_WRITTEN PROBLEM:_
Quote the entries in full, character for character, without their images.

_SUPPLIED RECORDS:_
((

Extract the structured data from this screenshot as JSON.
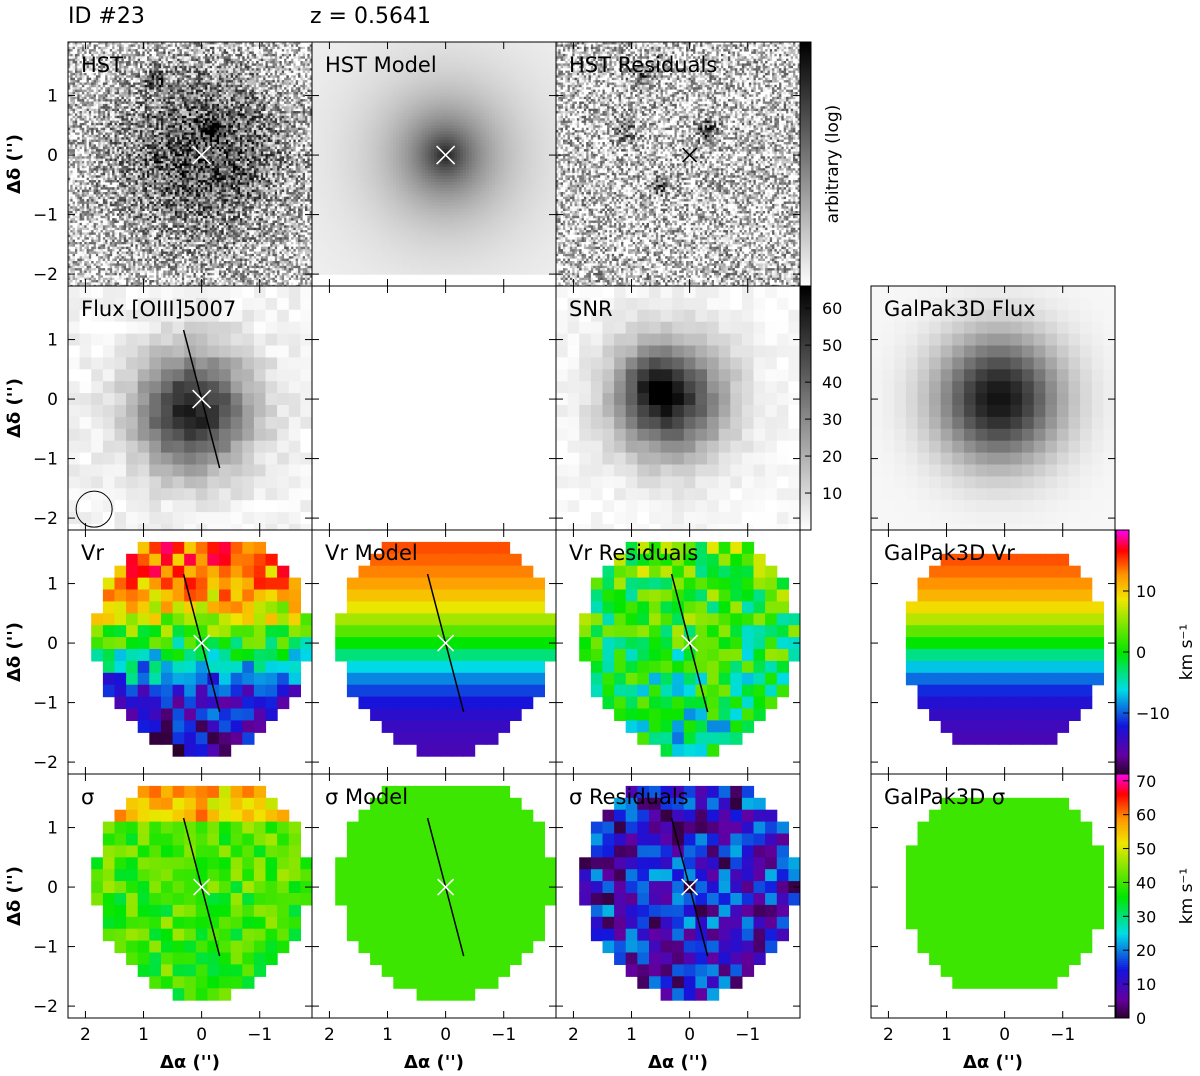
{
  "header": {
    "id": "ID #23",
    "redshift": "z = 0.5641"
  },
  "chart_data": {
    "type": "heatmap",
    "panel_titles": {
      "hst": "HST",
      "hst_model": "HST Model",
      "hst_residuals": "HST Residuals",
      "flux": "Flux [OIII]5007",
      "snr": "SNR",
      "galpak_flux": "GalPak3D Flux",
      "vr": "Vr",
      "vr_model": "Vr Model",
      "vr_residuals": "Vr Residuals",
      "galpak_vr": "GalPak3D Vr",
      "sigma": "σ",
      "sigma_model": "σ Model",
      "sigma_residuals": "σ Residuals",
      "galpak_sigma": "GalPak3D σ"
    },
    "xlabel": "Δα ('')",
    "ylabel": "Δδ ('')",
    "x_range": [
      2.3,
      -1.9
    ],
    "y_range": [
      -2.2,
      1.9
    ],
    "x_ticks": [
      "2",
      "1",
      "0",
      "−1"
    ],
    "x_tick_values": [
      2,
      1,
      0,
      -1
    ],
    "y_ticks": [
      "1",
      "0",
      "−1",
      "−2"
    ],
    "y_tick_values": [
      1,
      0,
      -1,
      -2
    ],
    "hst_colorbar": {
      "label": "arbitrary (log)"
    },
    "snr_colorbar": {
      "ticks": [
        10,
        20,
        30,
        40,
        50,
        60
      ],
      "range": [
        0,
        66
      ]
    },
    "vr_colorbar": {
      "ticks": [
        10,
        0,
        -10
      ],
      "tick_labels": [
        "10",
        "0",
        "−10"
      ],
      "range": [
        -20,
        20
      ],
      "label": "km s⁻¹"
    },
    "sigma_colorbar": {
      "ticks": [
        0,
        10,
        20,
        30,
        40,
        50,
        60,
        70
      ],
      "range": [
        0,
        72
      ],
      "label": "km s⁻¹"
    },
    "major_axis_pa_deg": 165,
    "vr_gradient_km_s": [
      16,
      -16
    ],
    "sigma_model_km_s": 40
  }
}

))

_COMPLETED EXERCISE:_
Extract the structured data from this screenshot as JSON.
{
  "header": {
    "id": "ID #23",
    "redshift": "z = 0.5641"
  },
  "chart_data": {
    "type": "heatmap",
    "panel_titles": {
      "hst": "HST",
      "hst_model": "HST Model",
      "hst_residuals": "HST Residuals",
      "flux": "Flux [OIII]5007",
      "snr": "SNR",
      "galpak_flux": "GalPak3D Flux",
      "vr": "Vr",
      "vr_model": "Vr Model",
      "vr_residuals": "Vr Residuals",
      "galpak_vr": "GalPak3D Vr",
      "sigma": "σ",
      "sigma_model": "σ Model",
      "sigma_residuals": "σ Residuals",
      "galpak_sigma": "GalPak3D σ"
    },
    "xlabel": "Δα ('')",
    "ylabel": "Δδ ('')",
    "x_range": [
      2.3,
      -1.9
    ],
    "y_range": [
      -2.2,
      1.9
    ],
    "x_ticks": [
      "2",
      "1",
      "0",
      "−1"
    ],
    "x_tick_values": [
      2,
      1,
      0,
      -1
    ],
    "y_ticks": [
      "1",
      "0",
      "−1",
      "−2"
    ],
    "y_tick_values": [
      1,
      0,
      -1,
      -2
    ],
    "hst_colorbar": {
      "label": "arbitrary (log)"
    },
    "snr_colorbar": {
      "ticks": [
        10,
        20,
        30,
        40,
        50,
        60
      ],
      "range": [
        0,
        66
      ]
    },
    "vr_colorbar": {
      "ticks": [
        10,
        0,
        -10
      ],
      "tick_labels": [
        "10",
        "0",
        "−10"
      ],
      "range": [
        -20,
        20
      ],
      "label": "km s⁻¹"
    },
    "sigma_colorbar": {
      "ticks": [
        0,
        10,
        20,
        30,
        40,
        50,
        60,
        70
      ],
      "range": [
        0,
        72
      ],
      "label": "km s⁻¹"
    },
    "major_axis_pa_deg": 165,
    "vr_gradient_km_s": [
      16,
      -16
    ],
    "sigma_model_km_s": 40
  }
}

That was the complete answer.